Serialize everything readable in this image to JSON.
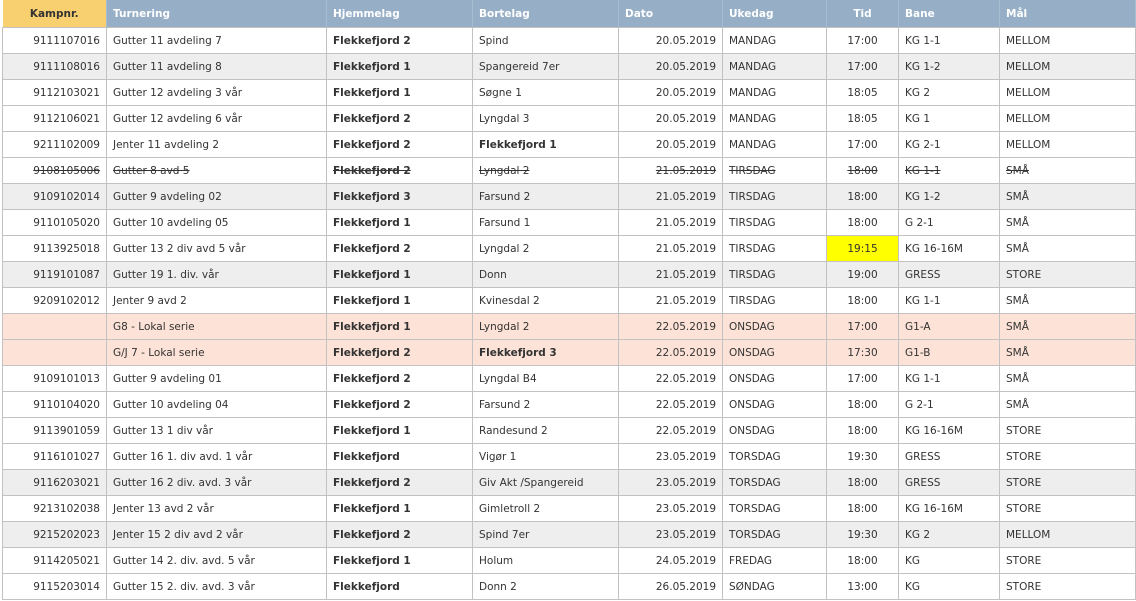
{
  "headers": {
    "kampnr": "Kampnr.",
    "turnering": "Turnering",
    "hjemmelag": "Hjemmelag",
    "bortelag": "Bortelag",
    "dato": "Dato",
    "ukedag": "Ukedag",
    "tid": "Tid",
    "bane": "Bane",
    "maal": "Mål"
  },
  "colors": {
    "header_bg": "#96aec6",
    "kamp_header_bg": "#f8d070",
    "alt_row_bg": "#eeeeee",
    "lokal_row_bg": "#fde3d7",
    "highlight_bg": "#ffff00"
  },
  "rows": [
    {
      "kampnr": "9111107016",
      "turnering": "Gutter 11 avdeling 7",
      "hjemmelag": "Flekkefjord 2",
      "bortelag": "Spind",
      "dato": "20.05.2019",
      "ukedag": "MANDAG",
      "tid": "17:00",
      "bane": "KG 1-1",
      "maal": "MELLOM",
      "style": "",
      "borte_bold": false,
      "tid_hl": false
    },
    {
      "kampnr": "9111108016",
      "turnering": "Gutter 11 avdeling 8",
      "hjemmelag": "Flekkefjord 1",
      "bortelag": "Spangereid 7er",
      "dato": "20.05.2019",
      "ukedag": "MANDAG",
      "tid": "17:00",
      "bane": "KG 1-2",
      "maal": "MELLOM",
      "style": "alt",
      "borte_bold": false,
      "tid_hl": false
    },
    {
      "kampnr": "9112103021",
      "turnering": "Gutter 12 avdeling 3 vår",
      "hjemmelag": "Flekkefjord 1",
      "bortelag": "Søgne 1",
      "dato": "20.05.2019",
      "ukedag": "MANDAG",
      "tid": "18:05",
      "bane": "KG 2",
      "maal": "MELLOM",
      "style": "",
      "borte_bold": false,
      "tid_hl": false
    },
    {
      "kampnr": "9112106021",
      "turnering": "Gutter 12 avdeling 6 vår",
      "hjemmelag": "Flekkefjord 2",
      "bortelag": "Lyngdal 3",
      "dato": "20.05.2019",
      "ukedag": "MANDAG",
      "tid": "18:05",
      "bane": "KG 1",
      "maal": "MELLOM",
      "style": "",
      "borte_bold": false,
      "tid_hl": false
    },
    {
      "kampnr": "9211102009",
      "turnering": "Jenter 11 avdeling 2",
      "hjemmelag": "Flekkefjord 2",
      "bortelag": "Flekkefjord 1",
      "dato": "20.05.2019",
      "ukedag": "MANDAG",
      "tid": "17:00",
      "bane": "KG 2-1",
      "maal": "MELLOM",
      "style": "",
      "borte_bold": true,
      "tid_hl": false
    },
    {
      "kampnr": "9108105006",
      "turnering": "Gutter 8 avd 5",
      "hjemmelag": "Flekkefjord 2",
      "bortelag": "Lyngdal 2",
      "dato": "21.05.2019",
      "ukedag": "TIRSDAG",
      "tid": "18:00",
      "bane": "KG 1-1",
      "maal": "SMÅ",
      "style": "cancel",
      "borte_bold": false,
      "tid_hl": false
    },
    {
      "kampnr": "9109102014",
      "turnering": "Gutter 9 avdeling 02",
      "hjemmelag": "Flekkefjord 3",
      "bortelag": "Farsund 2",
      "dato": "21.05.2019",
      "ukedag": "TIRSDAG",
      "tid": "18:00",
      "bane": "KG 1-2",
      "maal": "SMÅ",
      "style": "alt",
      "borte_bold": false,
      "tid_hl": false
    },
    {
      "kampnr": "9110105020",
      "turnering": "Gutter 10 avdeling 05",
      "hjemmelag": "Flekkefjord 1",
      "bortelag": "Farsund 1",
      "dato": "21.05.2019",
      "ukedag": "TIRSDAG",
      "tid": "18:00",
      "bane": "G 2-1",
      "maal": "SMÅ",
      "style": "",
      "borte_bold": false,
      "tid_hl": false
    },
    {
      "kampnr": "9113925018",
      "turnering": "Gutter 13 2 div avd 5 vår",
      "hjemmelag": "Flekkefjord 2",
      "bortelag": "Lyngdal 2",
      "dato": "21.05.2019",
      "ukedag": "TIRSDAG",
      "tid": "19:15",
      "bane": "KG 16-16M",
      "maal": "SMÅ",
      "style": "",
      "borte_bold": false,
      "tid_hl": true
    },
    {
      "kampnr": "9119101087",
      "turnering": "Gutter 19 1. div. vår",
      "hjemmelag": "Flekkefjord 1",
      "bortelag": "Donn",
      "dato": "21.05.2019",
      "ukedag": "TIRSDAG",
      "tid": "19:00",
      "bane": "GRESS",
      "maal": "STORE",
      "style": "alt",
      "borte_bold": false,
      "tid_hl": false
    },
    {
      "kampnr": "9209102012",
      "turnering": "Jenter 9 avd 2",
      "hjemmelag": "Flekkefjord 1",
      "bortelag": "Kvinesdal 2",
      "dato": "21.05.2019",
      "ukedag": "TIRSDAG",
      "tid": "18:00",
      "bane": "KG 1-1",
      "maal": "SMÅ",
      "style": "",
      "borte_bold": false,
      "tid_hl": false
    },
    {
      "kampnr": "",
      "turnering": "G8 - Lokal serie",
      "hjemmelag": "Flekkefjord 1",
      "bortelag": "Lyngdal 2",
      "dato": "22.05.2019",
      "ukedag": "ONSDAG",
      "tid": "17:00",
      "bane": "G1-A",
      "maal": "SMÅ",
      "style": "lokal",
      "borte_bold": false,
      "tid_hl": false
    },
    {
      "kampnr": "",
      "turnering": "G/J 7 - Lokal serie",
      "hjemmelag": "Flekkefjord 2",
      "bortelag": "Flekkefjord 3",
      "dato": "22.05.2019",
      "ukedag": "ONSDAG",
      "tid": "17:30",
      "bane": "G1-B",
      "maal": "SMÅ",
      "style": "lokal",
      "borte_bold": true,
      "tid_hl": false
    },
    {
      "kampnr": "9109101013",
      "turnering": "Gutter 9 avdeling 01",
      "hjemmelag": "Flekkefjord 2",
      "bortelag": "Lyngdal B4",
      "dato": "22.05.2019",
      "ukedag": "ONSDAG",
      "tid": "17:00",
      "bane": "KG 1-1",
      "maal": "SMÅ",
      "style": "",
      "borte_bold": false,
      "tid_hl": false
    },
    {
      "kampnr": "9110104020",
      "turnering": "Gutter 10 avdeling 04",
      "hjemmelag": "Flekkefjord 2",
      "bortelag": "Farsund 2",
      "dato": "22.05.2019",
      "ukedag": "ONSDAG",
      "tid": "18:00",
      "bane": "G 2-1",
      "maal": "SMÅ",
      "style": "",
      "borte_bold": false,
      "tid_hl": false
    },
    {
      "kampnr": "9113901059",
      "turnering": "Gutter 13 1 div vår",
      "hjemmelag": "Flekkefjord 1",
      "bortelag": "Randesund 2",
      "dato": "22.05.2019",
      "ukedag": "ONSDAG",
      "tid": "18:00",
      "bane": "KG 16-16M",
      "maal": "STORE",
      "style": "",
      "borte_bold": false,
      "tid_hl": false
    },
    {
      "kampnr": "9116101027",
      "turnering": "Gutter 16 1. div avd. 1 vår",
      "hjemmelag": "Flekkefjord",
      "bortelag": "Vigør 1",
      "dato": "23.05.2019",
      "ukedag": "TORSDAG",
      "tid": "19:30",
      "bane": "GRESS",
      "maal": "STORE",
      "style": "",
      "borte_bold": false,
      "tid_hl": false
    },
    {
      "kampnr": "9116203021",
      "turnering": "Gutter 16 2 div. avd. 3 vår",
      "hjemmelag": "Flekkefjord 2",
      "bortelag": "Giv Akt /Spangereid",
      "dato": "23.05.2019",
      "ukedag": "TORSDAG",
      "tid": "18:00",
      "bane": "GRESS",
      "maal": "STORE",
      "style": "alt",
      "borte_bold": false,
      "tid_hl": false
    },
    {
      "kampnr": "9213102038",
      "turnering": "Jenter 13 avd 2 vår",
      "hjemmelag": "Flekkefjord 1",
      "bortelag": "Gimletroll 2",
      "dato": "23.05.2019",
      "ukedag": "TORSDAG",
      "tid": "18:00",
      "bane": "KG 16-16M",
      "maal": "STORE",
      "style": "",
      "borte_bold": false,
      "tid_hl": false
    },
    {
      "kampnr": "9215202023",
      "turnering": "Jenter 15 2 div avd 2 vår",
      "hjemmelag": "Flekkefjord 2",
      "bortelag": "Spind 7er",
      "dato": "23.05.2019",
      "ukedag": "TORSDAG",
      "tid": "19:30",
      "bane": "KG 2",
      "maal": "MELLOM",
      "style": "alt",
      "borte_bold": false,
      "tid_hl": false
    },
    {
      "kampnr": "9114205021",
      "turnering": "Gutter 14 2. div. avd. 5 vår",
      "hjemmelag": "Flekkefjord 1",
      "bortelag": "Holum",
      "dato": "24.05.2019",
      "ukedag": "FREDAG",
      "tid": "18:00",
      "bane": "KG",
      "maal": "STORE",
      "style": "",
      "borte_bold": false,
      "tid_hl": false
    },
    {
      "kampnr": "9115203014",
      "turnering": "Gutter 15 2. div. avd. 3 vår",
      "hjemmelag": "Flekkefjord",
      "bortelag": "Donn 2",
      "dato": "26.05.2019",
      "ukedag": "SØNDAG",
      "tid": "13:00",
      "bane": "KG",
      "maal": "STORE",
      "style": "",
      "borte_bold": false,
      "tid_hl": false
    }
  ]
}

...

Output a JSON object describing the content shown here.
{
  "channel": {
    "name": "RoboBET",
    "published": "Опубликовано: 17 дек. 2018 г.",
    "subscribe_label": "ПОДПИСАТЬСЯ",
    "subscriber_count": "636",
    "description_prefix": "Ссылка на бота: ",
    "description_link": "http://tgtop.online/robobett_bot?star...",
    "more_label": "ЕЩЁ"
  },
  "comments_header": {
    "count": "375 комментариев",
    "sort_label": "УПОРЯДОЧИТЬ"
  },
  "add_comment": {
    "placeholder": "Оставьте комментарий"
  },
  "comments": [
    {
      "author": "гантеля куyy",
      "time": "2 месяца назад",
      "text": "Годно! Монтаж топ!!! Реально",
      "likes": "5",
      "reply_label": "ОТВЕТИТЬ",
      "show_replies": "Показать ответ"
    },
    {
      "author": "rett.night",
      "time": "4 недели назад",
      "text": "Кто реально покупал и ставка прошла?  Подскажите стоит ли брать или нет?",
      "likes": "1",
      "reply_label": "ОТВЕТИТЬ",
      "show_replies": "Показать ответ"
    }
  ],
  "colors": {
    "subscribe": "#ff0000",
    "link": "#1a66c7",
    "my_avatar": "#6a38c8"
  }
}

## DO THIS
Collect from the data above every line that includes "time".

## SOLUTION
      "time": "2 месяца назад",
      "time": "4 недели назад",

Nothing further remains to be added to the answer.